- [Given records]
=-=-=

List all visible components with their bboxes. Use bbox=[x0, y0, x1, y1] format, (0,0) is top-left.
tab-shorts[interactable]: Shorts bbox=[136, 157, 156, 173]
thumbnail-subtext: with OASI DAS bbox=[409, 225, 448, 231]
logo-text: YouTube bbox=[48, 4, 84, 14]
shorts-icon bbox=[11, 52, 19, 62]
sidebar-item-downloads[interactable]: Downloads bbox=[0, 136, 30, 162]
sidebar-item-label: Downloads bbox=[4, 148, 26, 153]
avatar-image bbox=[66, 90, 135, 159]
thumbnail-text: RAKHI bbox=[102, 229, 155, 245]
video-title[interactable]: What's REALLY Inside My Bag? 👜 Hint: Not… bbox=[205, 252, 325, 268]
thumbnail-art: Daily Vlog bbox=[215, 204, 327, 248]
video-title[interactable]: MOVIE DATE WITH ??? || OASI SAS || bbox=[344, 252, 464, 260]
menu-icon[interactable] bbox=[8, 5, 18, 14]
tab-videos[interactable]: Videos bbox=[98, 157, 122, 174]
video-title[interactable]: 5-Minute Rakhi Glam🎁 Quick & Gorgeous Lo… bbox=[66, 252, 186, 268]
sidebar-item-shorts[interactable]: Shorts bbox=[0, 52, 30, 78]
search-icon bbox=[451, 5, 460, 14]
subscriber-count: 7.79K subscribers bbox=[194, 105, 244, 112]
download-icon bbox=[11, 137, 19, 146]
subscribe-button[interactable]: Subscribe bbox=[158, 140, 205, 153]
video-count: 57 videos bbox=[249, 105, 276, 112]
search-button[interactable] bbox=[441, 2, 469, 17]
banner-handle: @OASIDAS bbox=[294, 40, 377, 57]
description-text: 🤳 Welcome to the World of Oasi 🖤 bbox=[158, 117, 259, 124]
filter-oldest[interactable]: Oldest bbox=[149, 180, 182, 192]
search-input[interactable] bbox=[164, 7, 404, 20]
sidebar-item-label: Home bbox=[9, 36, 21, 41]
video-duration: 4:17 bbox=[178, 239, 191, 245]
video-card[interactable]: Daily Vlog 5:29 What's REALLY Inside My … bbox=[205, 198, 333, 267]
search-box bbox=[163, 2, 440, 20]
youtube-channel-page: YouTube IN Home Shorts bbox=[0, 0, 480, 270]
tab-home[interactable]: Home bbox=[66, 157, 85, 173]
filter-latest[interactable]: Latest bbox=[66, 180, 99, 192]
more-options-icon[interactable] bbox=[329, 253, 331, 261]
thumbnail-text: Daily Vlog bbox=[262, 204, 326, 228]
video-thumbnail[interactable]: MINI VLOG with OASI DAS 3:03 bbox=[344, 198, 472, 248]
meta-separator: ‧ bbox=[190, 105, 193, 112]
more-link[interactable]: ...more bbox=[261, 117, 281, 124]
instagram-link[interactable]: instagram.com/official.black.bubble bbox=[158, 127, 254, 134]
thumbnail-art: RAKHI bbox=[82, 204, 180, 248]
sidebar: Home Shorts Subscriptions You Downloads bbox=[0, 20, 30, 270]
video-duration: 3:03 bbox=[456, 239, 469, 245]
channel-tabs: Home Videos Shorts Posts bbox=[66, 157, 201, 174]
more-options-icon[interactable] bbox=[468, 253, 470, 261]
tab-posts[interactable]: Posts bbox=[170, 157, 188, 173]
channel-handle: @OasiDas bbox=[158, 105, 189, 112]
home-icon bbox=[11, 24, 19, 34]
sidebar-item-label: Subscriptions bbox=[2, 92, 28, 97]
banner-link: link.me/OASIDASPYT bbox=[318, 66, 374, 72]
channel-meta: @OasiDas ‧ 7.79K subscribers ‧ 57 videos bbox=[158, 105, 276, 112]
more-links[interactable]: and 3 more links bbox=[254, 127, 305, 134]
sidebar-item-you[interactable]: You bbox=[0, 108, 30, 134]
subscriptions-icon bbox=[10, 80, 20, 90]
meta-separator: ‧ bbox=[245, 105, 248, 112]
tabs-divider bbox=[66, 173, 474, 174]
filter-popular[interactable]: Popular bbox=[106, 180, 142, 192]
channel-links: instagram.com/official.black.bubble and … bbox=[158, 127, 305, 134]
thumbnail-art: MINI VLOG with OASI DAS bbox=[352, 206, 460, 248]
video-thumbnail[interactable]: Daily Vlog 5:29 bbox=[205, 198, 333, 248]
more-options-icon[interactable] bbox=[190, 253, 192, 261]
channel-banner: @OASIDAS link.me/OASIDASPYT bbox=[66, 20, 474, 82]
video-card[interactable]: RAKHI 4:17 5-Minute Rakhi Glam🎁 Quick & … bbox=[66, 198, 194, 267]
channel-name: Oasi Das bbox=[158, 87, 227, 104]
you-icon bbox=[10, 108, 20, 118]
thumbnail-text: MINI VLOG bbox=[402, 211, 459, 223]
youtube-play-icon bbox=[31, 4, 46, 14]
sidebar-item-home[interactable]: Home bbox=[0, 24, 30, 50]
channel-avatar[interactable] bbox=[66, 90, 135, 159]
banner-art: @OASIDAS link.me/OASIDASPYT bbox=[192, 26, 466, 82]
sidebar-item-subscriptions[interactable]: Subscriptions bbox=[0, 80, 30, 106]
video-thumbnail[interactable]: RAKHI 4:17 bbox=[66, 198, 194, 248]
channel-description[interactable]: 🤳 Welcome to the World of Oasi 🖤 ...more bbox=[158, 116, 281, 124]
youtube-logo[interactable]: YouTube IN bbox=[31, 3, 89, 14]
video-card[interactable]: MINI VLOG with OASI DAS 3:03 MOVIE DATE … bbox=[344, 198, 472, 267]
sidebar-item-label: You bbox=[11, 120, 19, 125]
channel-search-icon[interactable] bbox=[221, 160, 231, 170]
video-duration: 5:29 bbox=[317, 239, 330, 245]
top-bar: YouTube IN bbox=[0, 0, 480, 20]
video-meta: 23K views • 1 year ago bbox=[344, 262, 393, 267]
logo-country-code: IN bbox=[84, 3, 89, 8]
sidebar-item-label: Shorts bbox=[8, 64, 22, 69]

=-=-=

- [Your objective]
Reproduce all of the lines above without any changes.

- [Full response]
List all visible components with their bboxes. Use bbox=[x0, y0, x1, y1] format, (0,0) is top-left.
tab-shorts[interactable]: Shorts bbox=[136, 157, 156, 173]
thumbnail-subtext: with OASI DAS bbox=[409, 225, 448, 231]
logo-text: YouTube bbox=[48, 4, 84, 14]
shorts-icon bbox=[11, 52, 19, 62]
sidebar-item-downloads[interactable]: Downloads bbox=[0, 136, 30, 162]
sidebar-item-label: Downloads bbox=[4, 148, 26, 153]
avatar-image bbox=[66, 90, 135, 159]
thumbnail-text: RAKHI bbox=[102, 229, 155, 245]
video-title[interactable]: What's REALLY Inside My Bag? 👜 Hint: Not… bbox=[205, 252, 325, 268]
thumbnail-art: Daily Vlog bbox=[215, 204, 327, 248]
video-title[interactable]: MOVIE DATE WITH ??? || OASI SAS || bbox=[344, 252, 464, 260]
menu-icon[interactable] bbox=[8, 5, 18, 14]
tab-videos[interactable]: Videos bbox=[98, 157, 122, 174]
video-title[interactable]: 5-Minute Rakhi Glam🎁 Quick & Gorgeous Lo… bbox=[66, 252, 186, 268]
sidebar-item-shorts[interactable]: Shorts bbox=[0, 52, 30, 78]
search-icon bbox=[451, 5, 460, 14]
subscriber-count: 7.79K subscribers bbox=[194, 105, 244, 112]
download-icon bbox=[11, 137, 19, 146]
subscribe-button[interactable]: Subscribe bbox=[158, 140, 205, 153]
video-count: 57 videos bbox=[249, 105, 276, 112]
search-button[interactable] bbox=[441, 2, 469, 17]
banner-handle: @OASIDAS bbox=[294, 40, 377, 57]
description-text: 🤳 Welcome to the World of Oasi 🖤 bbox=[158, 117, 259, 124]
filter-oldest[interactable]: Oldest bbox=[149, 180, 182, 192]
search-input[interactable] bbox=[164, 7, 404, 20]
sidebar-item-label: Home bbox=[9, 36, 21, 41]
video-duration: 4:17 bbox=[178, 239, 191, 245]
video-card[interactable]: Daily Vlog 5:29 What's REALLY Inside My … bbox=[205, 198, 333, 267]
search-box bbox=[163, 2, 440, 20]
youtube-channel-page: YouTube IN Home Shorts bbox=[0, 0, 480, 270]
tab-home[interactable]: Home bbox=[66, 157, 85, 173]
filter-latest[interactable]: Latest bbox=[66, 180, 99, 192]
more-options-icon[interactable] bbox=[329, 253, 331, 261]
thumbnail-text: Daily Vlog bbox=[262, 204, 326, 228]
video-thumbnail[interactable]: MINI VLOG with OASI DAS 3:03 bbox=[344, 198, 472, 248]
meta-separator: ‧ bbox=[190, 105, 193, 112]
more-link[interactable]: ...more bbox=[261, 117, 281, 124]
instagram-link[interactable]: instagram.com/official.black.bubble bbox=[158, 127, 254, 134]
thumbnail-art: RAKHI bbox=[82, 204, 180, 248]
sidebar: Home Shorts Subscriptions You Downloads bbox=[0, 20, 30, 270]
video-duration: 3:03 bbox=[456, 239, 469, 245]
channel-tabs: Home Videos Shorts Posts bbox=[66, 157, 201, 174]
more-options-icon[interactable] bbox=[468, 253, 470, 261]
tab-posts[interactable]: Posts bbox=[170, 157, 188, 173]
channel-handle: @OasiDas bbox=[158, 105, 189, 112]
home-icon bbox=[11, 24, 19, 34]
sidebar-item-label: Subscriptions bbox=[2, 92, 28, 97]
banner-link: link.me/OASIDASPYT bbox=[318, 66, 374, 72]
channel-meta: @OasiDas ‧ 7.79K subscribers ‧ 57 videos bbox=[158, 105, 276, 112]
more-links[interactable]: and 3 more links bbox=[254, 127, 305, 134]
sidebar-item-you[interactable]: You bbox=[0, 108, 30, 134]
subscriptions-icon bbox=[10, 80, 20, 90]
meta-separator: ‧ bbox=[245, 105, 248, 112]
tabs-divider bbox=[66, 173, 474, 174]
filter-popular[interactable]: Popular bbox=[106, 180, 142, 192]
channel-links: instagram.com/official.black.bubble and … bbox=[158, 127, 305, 134]
thumbnail-art: MINI VLOG with OASI DAS bbox=[352, 206, 460, 248]
video-thumbnail[interactable]: Daily Vlog 5:29 bbox=[205, 198, 333, 248]
more-options-icon[interactable] bbox=[190, 253, 192, 261]
channel-banner: @OASIDAS link.me/OASIDASPYT bbox=[66, 20, 474, 82]
video-card[interactable]: RAKHI 4:17 5-Minute Rakhi Glam🎁 Quick & … bbox=[66, 198, 194, 267]
channel-name: Oasi Das bbox=[158, 87, 227, 104]
you-icon bbox=[10, 108, 20, 118]
thumbnail-text: MINI VLOG bbox=[402, 211, 459, 223]
youtube-play-icon bbox=[31, 4, 46, 14]
sidebar-item-home[interactable]: Home bbox=[0, 24, 30, 50]
channel-avatar[interactable] bbox=[66, 90, 135, 159]
banner-art: @OASIDAS link.me/OASIDASPYT bbox=[192, 26, 466, 82]
sidebar-item-subscriptions[interactable]: Subscriptions bbox=[0, 80, 30, 106]
video-thumbnail[interactable]: RAKHI 4:17 bbox=[66, 198, 194, 248]
channel-description[interactable]: 🤳 Welcome to the World of Oasi 🖤 ...more bbox=[158, 116, 281, 124]
youtube-logo[interactable]: YouTube IN bbox=[31, 3, 89, 14]
video-card[interactable]: MINI VLOG with OASI DAS 3:03 MOVIE DATE … bbox=[344, 198, 472, 267]
sidebar-item-label: You bbox=[11, 120, 19, 125]
channel-search-icon[interactable] bbox=[221, 160, 231, 170]
video-duration: 5:29 bbox=[317, 239, 330, 245]
top-bar: YouTube IN bbox=[0, 0, 480, 20]
video-meta: 23K views • 1 year ago bbox=[344, 262, 393, 267]
logo-country-code: IN bbox=[84, 3, 89, 8]
sidebar-item-label: Shorts bbox=[8, 64, 22, 69]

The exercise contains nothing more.